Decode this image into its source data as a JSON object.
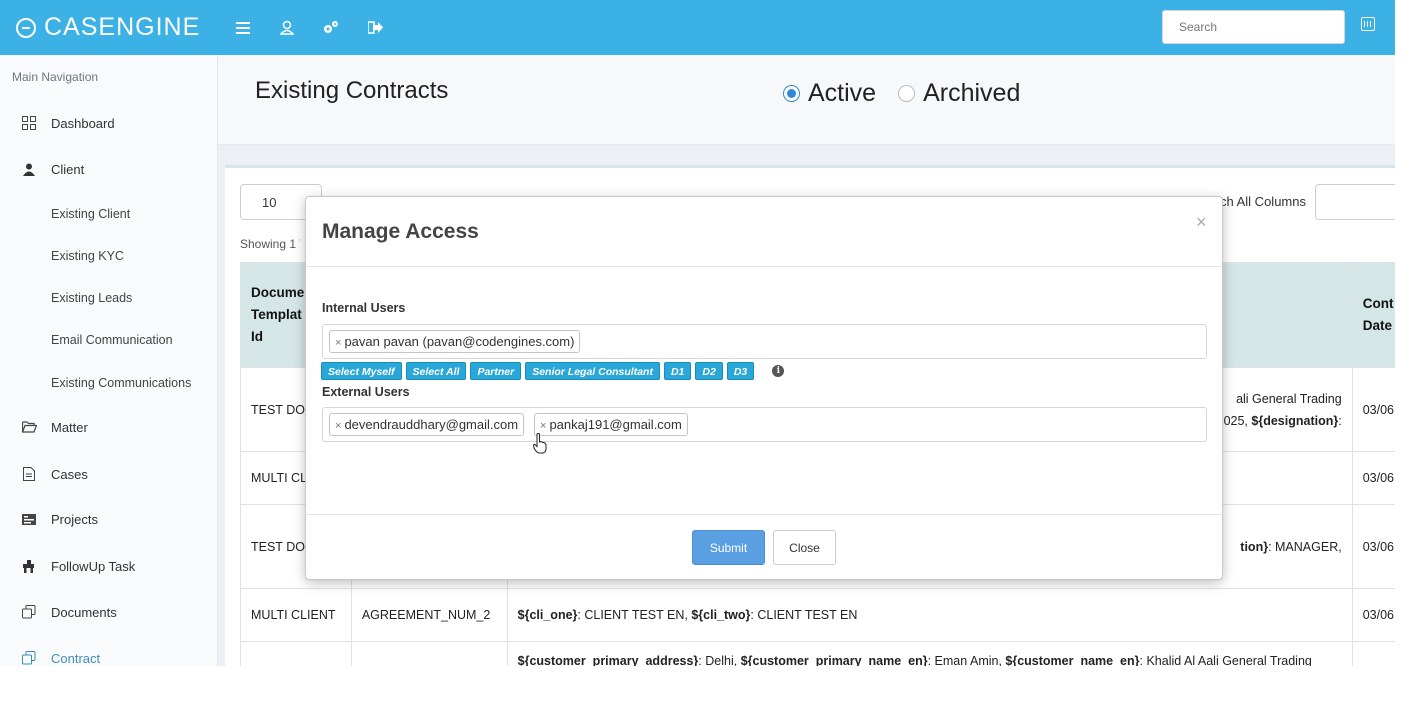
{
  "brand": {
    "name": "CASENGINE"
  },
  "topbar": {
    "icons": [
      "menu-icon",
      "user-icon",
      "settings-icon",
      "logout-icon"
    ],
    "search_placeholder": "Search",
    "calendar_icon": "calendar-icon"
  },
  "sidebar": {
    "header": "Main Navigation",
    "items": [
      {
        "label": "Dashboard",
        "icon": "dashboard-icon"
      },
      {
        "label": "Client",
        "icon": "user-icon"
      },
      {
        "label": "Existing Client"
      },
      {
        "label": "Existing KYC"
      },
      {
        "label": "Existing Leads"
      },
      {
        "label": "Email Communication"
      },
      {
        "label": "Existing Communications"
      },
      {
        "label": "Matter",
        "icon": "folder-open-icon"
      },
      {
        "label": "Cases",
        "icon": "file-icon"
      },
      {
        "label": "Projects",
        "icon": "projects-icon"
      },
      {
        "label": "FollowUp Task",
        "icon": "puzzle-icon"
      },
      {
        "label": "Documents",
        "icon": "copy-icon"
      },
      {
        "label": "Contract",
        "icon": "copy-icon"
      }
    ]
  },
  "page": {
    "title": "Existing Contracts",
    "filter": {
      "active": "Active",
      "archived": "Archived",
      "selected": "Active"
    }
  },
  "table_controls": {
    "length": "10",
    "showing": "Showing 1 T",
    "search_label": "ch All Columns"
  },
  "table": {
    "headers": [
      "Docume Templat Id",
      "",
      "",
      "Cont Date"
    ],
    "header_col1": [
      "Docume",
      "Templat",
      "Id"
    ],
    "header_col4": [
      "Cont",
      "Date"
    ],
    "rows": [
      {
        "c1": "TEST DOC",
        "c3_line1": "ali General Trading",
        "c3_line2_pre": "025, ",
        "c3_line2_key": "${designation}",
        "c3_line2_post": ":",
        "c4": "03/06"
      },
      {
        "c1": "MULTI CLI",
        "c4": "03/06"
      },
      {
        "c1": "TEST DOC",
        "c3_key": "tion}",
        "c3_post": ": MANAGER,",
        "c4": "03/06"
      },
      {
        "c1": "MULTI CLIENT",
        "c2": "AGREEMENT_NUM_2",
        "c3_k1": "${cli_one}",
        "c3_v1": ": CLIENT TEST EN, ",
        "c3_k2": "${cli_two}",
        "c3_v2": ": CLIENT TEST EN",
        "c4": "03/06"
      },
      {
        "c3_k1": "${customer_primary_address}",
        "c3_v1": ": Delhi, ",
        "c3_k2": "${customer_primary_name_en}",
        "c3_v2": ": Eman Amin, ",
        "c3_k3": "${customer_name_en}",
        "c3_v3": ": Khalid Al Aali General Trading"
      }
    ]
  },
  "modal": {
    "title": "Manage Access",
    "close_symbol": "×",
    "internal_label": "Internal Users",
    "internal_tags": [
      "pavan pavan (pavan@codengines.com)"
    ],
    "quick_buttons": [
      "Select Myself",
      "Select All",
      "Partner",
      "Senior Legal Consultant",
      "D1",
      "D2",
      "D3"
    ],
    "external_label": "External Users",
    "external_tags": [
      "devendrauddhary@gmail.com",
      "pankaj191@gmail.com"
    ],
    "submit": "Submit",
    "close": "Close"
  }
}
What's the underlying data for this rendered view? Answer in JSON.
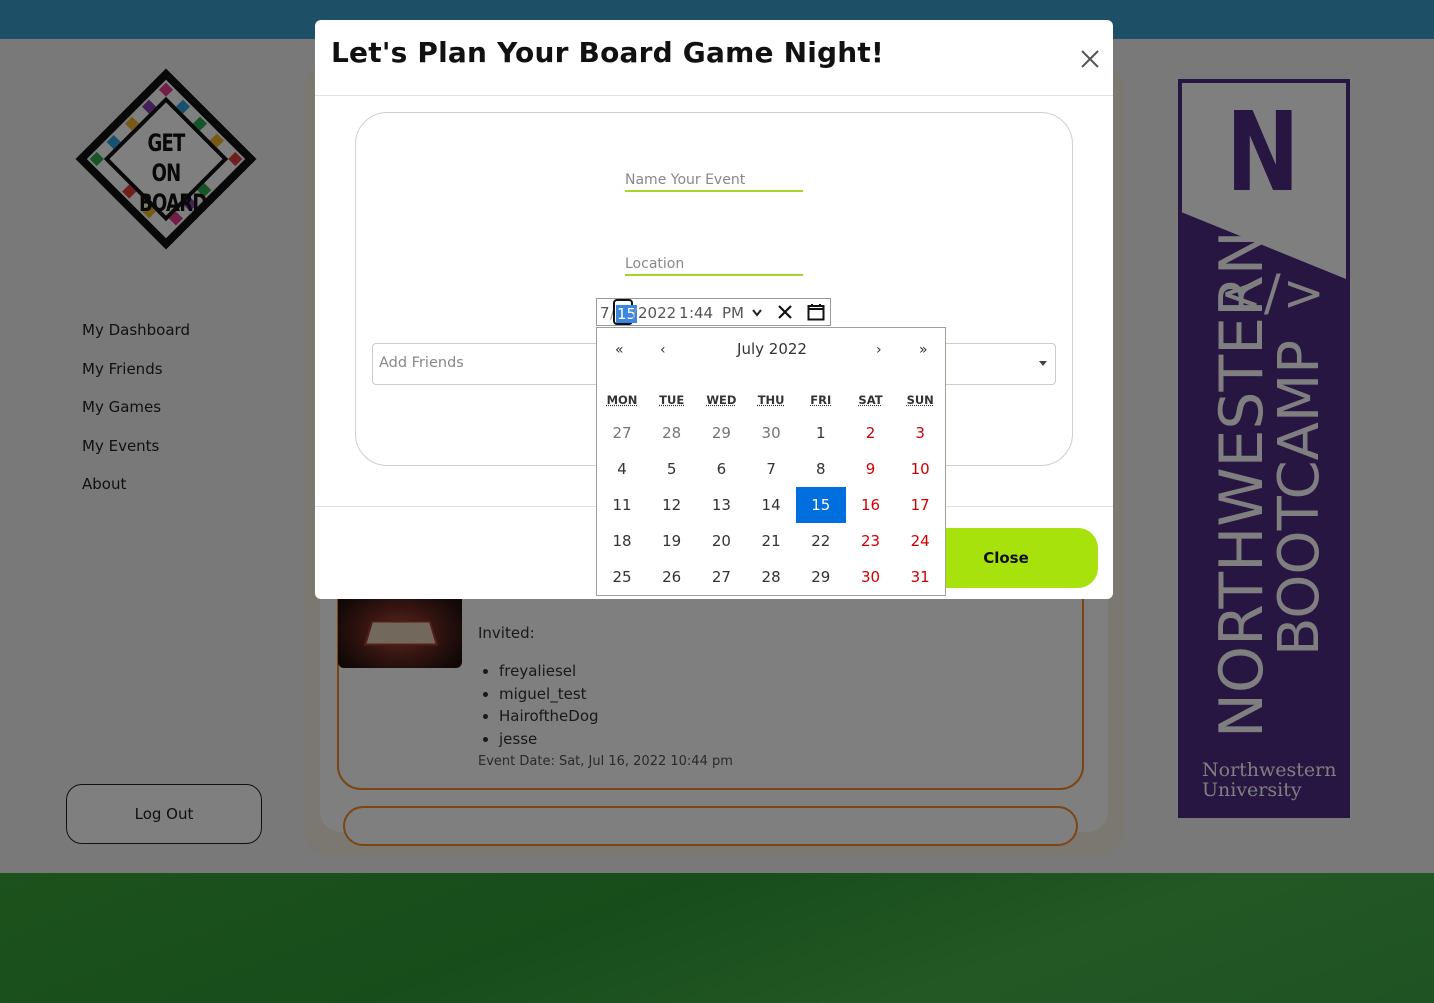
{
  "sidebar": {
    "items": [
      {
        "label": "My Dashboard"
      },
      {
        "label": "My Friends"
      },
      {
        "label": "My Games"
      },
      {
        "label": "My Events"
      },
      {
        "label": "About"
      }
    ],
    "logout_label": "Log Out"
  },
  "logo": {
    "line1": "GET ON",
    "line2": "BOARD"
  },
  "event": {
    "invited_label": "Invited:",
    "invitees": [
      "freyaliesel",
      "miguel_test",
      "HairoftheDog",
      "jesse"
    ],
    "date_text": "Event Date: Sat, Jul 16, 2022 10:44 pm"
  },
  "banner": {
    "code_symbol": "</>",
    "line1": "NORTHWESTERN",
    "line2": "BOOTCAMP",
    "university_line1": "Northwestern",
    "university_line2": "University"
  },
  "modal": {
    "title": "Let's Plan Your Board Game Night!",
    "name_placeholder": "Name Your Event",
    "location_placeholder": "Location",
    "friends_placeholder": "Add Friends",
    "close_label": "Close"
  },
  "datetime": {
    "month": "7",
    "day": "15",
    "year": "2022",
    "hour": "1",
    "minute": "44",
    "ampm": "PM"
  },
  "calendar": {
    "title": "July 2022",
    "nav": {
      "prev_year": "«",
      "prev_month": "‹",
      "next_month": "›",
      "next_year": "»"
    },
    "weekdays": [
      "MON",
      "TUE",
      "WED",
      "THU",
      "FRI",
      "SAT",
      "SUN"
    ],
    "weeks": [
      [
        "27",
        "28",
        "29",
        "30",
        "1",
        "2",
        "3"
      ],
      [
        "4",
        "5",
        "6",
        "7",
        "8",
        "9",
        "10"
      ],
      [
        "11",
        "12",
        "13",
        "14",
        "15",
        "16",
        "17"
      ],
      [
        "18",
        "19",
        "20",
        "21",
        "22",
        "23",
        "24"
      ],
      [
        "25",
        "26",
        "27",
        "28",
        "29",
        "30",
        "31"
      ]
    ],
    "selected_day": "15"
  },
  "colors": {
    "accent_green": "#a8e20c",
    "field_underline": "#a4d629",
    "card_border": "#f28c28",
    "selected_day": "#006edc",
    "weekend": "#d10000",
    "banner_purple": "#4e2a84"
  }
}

|---|

EXERCISE PROMPT — Pull out all lines in the data above that include "Existing".

EXPECTED ANSWER —
        "label": "Existing Client"
        "label": "Existing KYC"
        "label": "Existing Leads"
        "label": "Existing Communications"
    "title": "Existing Contracts",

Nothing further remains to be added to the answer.